**EXERCISE INSTRUCTIONS**
Answer with a single number: the count of lines that include the string "informacional".

Saved data entries
-- BEGIN --

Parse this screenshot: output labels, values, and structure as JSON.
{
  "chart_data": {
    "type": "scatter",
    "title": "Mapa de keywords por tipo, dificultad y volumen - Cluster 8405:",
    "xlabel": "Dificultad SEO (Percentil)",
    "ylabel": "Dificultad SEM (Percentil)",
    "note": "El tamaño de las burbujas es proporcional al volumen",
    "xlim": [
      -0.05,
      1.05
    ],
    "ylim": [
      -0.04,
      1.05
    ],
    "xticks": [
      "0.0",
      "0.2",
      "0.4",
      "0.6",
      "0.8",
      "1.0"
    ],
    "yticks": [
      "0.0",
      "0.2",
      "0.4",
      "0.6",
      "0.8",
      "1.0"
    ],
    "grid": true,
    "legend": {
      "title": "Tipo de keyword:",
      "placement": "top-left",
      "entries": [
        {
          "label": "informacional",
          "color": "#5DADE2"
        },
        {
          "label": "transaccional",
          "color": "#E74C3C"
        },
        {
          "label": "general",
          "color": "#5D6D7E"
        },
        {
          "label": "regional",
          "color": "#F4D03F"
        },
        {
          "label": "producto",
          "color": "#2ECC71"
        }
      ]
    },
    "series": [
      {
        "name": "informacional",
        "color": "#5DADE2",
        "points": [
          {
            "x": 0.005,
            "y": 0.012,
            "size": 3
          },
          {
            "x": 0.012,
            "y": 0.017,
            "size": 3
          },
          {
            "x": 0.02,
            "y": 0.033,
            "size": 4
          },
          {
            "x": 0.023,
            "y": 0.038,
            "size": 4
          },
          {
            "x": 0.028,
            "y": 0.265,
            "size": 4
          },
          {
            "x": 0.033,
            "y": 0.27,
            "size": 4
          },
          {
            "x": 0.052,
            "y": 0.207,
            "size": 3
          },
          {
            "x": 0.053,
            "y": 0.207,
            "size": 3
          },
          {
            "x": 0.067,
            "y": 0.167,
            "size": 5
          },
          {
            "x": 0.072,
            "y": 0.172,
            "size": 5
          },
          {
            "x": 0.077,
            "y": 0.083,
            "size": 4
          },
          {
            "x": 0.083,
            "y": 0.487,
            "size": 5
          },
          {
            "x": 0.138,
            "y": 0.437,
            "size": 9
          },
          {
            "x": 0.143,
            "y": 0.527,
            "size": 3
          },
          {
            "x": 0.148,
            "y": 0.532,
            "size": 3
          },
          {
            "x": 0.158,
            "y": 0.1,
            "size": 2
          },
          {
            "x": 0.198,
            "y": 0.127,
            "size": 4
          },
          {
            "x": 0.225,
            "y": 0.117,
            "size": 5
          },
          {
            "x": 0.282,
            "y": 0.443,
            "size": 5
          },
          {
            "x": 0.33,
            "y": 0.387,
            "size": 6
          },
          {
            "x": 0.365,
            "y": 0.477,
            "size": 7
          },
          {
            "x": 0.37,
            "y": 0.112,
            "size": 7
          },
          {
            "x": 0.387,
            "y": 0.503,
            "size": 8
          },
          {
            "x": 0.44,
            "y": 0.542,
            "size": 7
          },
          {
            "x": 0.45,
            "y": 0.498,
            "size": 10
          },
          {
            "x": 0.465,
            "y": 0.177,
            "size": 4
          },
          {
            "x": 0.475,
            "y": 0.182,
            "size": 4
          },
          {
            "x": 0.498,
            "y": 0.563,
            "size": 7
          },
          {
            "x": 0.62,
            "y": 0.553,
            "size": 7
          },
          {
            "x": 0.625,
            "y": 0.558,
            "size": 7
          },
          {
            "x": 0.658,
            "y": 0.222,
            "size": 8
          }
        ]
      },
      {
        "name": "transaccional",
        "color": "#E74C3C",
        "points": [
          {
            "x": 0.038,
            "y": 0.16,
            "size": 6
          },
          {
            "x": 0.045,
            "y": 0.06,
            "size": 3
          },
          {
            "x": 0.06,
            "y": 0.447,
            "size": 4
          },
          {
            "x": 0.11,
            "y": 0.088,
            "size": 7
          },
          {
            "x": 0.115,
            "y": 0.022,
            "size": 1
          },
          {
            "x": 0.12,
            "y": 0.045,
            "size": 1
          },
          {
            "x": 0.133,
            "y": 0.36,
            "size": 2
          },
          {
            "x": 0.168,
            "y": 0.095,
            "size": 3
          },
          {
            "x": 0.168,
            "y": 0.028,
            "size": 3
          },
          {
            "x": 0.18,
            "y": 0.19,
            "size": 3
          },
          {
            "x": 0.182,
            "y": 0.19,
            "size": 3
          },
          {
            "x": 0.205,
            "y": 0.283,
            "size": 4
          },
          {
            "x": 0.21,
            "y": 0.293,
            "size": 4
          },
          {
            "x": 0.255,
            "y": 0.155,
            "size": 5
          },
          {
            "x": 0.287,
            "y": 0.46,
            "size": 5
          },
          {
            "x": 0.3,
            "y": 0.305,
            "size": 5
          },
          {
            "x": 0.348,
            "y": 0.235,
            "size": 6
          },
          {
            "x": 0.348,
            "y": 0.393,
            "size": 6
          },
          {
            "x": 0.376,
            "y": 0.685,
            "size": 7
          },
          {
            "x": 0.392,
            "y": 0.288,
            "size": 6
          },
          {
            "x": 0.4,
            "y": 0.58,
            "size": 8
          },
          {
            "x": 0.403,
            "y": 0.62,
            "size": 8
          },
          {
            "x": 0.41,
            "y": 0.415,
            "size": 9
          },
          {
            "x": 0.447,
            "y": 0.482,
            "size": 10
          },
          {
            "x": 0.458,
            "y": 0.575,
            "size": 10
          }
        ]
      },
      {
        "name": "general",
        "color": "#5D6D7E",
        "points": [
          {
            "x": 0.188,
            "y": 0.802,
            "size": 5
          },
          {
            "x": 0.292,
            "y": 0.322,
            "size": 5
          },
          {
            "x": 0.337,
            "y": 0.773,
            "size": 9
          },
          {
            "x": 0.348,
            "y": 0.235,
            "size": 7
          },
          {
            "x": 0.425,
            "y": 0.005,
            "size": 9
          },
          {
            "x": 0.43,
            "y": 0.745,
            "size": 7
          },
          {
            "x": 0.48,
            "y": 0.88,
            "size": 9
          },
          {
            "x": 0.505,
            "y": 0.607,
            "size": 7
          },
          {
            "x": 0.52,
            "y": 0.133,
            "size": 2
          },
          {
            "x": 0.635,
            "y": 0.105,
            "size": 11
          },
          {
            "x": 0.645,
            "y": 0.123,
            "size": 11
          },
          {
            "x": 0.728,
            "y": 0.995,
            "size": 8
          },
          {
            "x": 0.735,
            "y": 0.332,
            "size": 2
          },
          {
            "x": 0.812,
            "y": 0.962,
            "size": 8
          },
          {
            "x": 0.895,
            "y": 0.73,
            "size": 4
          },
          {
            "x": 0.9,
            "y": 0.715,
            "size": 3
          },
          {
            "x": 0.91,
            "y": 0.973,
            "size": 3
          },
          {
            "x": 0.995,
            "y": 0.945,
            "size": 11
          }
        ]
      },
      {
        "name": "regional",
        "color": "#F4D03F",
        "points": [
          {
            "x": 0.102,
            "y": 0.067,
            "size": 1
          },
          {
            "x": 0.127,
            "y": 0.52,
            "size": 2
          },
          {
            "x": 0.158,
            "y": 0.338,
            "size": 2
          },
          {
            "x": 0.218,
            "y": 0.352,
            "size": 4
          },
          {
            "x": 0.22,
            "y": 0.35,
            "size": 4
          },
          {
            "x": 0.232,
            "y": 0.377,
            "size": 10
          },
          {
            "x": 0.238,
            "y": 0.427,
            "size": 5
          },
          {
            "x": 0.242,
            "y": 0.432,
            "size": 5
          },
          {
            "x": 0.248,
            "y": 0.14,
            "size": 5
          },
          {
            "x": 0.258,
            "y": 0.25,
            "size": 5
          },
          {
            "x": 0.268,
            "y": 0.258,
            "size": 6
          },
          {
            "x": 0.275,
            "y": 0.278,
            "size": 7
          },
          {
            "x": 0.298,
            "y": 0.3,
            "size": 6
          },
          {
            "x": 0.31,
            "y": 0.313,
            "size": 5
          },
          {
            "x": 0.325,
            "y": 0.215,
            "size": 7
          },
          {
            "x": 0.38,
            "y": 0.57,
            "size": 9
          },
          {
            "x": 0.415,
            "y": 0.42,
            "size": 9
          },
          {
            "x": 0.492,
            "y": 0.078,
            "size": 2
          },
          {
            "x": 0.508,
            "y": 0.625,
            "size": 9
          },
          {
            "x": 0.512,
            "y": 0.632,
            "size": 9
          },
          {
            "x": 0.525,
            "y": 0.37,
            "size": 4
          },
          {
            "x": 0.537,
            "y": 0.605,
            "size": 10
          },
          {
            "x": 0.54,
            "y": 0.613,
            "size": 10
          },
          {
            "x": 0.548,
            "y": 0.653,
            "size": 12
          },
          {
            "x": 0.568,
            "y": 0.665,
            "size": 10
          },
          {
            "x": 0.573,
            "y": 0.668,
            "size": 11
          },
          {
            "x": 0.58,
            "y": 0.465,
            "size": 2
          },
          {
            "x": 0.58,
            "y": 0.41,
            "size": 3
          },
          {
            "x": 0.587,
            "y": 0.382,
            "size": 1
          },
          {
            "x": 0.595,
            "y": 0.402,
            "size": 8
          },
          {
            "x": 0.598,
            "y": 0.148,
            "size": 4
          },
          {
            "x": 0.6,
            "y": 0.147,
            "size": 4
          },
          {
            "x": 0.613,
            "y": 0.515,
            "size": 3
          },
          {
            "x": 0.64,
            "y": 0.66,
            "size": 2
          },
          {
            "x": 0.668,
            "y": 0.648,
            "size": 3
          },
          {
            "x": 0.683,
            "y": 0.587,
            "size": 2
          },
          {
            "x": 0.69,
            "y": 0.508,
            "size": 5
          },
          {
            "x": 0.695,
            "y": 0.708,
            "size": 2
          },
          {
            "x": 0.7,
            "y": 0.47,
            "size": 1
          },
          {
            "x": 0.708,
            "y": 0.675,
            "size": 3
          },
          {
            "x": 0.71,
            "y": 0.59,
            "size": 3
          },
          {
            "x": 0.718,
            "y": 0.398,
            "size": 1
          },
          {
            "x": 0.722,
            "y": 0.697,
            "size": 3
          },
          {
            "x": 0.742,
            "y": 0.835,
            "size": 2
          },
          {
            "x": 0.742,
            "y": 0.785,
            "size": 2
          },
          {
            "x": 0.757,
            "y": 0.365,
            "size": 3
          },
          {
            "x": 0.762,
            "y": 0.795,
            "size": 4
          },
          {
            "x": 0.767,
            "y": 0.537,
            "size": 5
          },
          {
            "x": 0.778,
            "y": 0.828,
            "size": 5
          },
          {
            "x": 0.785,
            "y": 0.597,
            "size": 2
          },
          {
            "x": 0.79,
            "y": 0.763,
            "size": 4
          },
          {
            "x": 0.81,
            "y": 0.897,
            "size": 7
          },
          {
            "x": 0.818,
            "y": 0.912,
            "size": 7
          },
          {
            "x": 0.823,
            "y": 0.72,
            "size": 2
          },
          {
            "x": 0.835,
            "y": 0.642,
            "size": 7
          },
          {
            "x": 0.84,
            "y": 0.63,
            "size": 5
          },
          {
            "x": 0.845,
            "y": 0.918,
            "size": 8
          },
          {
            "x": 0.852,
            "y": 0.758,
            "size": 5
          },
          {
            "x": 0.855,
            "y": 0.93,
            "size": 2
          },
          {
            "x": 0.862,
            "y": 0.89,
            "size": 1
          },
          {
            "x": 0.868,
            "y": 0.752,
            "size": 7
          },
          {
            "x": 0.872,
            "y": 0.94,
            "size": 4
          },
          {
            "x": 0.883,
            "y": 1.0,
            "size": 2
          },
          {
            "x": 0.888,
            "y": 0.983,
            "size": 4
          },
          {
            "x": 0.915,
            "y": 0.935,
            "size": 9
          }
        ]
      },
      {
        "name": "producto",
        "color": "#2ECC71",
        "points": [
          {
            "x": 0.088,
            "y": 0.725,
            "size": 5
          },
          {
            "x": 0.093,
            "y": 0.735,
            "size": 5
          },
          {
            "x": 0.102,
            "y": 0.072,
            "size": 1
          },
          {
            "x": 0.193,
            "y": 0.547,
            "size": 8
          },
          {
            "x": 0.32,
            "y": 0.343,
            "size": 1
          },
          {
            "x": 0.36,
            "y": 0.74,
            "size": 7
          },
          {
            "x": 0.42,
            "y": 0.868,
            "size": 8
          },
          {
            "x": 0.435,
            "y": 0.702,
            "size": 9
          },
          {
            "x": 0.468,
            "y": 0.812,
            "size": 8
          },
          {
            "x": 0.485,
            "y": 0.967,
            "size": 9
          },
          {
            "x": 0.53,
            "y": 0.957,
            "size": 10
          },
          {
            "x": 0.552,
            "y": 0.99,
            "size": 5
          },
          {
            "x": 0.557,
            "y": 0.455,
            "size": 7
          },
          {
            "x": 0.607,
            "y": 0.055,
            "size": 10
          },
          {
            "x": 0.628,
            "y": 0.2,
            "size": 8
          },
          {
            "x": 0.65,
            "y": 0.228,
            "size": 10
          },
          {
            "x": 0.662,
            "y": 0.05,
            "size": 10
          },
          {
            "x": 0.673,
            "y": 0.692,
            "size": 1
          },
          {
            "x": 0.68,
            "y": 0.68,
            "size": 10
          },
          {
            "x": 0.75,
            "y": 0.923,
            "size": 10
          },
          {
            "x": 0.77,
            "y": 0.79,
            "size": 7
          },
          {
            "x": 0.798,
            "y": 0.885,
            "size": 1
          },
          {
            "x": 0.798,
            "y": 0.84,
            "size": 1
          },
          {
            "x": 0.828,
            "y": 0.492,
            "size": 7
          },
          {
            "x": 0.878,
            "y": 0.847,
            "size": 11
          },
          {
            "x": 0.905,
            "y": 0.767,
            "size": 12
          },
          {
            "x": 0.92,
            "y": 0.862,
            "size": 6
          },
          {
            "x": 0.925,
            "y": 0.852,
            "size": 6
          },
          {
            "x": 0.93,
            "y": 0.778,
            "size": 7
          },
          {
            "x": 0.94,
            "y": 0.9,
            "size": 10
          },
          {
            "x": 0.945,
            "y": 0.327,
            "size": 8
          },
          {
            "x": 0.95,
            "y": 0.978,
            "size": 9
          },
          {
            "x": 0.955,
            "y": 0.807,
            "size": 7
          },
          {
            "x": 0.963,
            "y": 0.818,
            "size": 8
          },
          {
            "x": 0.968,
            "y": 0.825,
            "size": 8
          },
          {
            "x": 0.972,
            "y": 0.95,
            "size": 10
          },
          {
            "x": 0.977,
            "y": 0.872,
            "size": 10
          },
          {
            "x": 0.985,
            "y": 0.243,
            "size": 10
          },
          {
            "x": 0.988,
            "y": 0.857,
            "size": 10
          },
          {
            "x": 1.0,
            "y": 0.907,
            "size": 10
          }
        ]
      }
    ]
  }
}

-- END --

**WRITTEN SOLUTION**
2